* start EXTRACTED MATERIAL *
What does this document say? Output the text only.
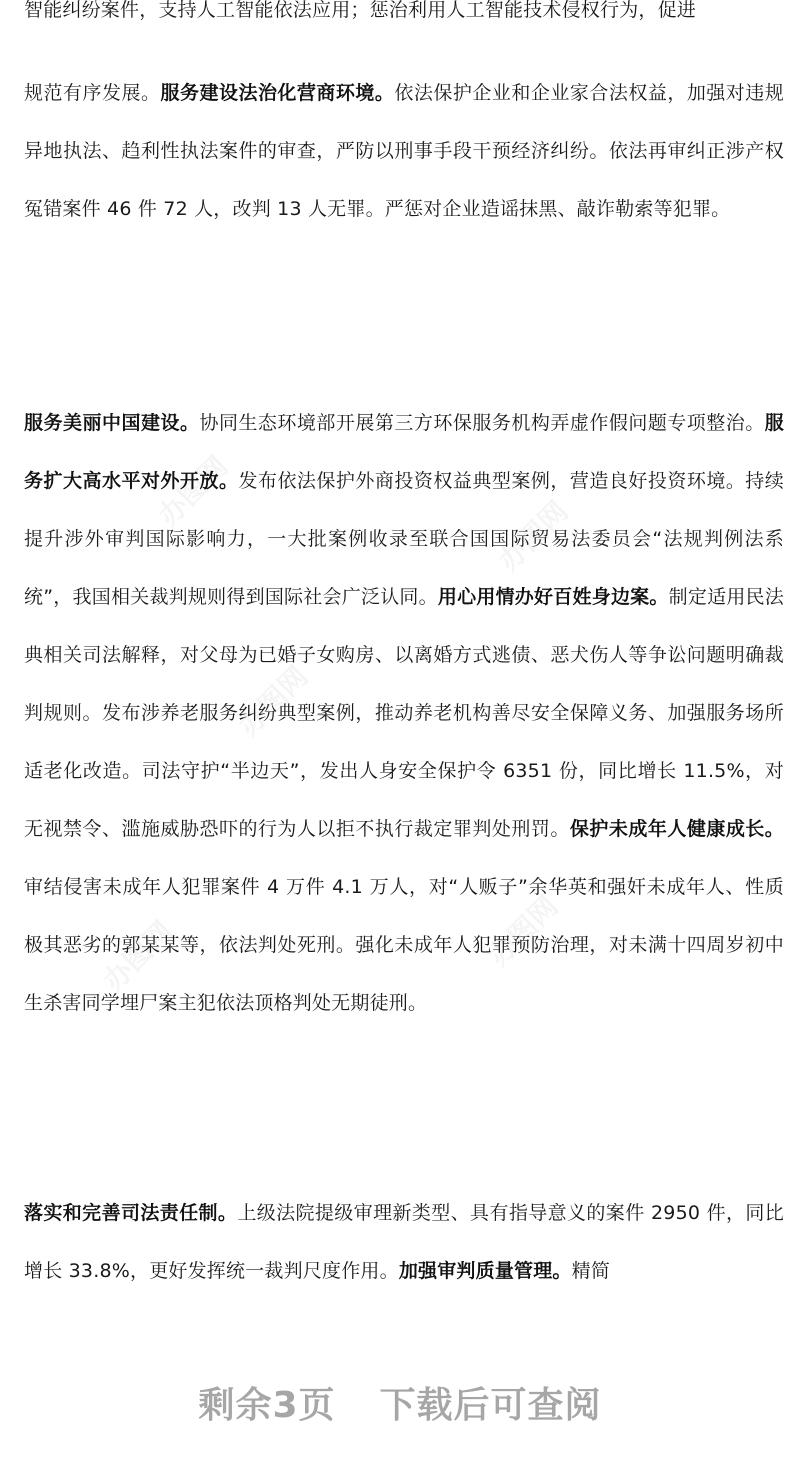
智能纠纷案件，支持人工智能依法应用；惩治利用人工智能技术侵权行为，促进

规范有序发展。服务建设法治化营商环境。依法保护企业和企业家合法权益，加强对违规异地执法、趋利性执法案件的审查，严防以刑事手段干预经济纠纷。依法再审纠正涉产权冤错案件 46 件 72 人，改判 13 人无罪。严惩对企业造谣抹黑、敲诈勒索等犯罪。

服务美丽中国建设。协同生态环境部开展第三方环保服务机构弄虚作假问题专项整治。服务扩大高水平对外开放。发布依法保护外商投资权益典型案例，营造良好投资环境。持续提升涉外审判国际影响力，一大批案例收录至联合国国际贸易法委员会“法规判例法系统”，我国相关裁判规则得到国际社会广泛认同。用心用情办好百姓身边案。制定适用民法典相关司法解释，对父母为已婚子女购房、以离婚方式逃债、恶犬伤人等争讼问题明确裁判规则。发布涉养老服务纠纷典型案例，推动养老机构善尽安全保障义务、加强服务场所适老化改造。司法守护“半边天”，发出人身安全保护令 6351 份，同比增长 11.5%，对无视禁令、滥施威胁恐吓的行为人以拒不执行裁定罪判处刑罚。保护未成年人健康成长。审结侵害未成年人犯罪案件 4 万件 4.1 万人，对“人贩子”余华英和强奸未成年人、性质极其恶劣的郭某某等，依法判处死刑。强化未成年人犯罪预防治理，对未满十四周岁初中生杀害同学埋尸案主犯依法顶格判处无期徒刑。

落实和完善司法责任制。上级法院提级审理新类型、具有指导意义的案件 2950 件，同比增长 33.8%，更好发挥统一裁判尺度作用。加强审判质量管理。精简

剩余3页 下载后可查阅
* end EXTRACTED MATERIAL *
EXERCISE:
Without the pictures, repeat the listing above exactly.

ANSWER FOR THE TASK:
What does this document say? Output the text only.
智能纠纷案件，支持人工智能依法应用；惩治利用人工智能技术侵权行为，促进

规范有序发展。服务建设法治化营商环境。依法保护企业和企业家合法权益，加强对违规异地执法、趋利性执法案件的审查，严防以刑事手段干预经济纠纷。依法再审纠正涉产权冤错案件 46 件 72 人，改判 13 人无罪。严惩对企业造谣抹黑、敲诈勒索等犯罪。

服务美丽中国建设。协同生态环境部开展第三方环保服务机构弄虚作假问题专项整治。服务扩大高水平对外开放。发布依法保护外商投资权益典型案例，营造良好投资环境。持续提升涉外审判国际影响力，一大批案例收录至联合国国际贸易法委员会“法规判例法系统”，我国相关裁判规则得到国际社会广泛认同。用心用情办好百姓身边案。制定适用民法典相关司法解释，对父母为已婚子女购房、以离婚方式逃债、恶犬伤人等争讼问题明确裁判规则。发布涉养老服务纠纷典型案例，推动养老机构善尽安全保障义务、加强服务场所适老化改造。司法守护“半边天”，发出人身安全保护令 6351 份，同比增长 11.5%，对无视禁令、滥施威胁恐吓的行为人以拒不执行裁定罪判处刑罚。保护未成年人健康成长。审结侵害未成年人犯罪案件 4 万件 4.1 万人，对“人贩子”余华英和强奸未成年人、性质极其恶劣的郭某某等，依法判处死刑。强化未成年人犯罪预防治理，对未满十四周岁初中生杀害同学埋尸案主犯依法顶格判处无期徒刑。

落实和完善司法责任制。上级法院提级审理新类型、具有指导意义的案件 2950 件，同比增长 33.8%，更好发挥统一裁判尺度作用。加强审判质量管理。精简

剩余3页 下载后可查阅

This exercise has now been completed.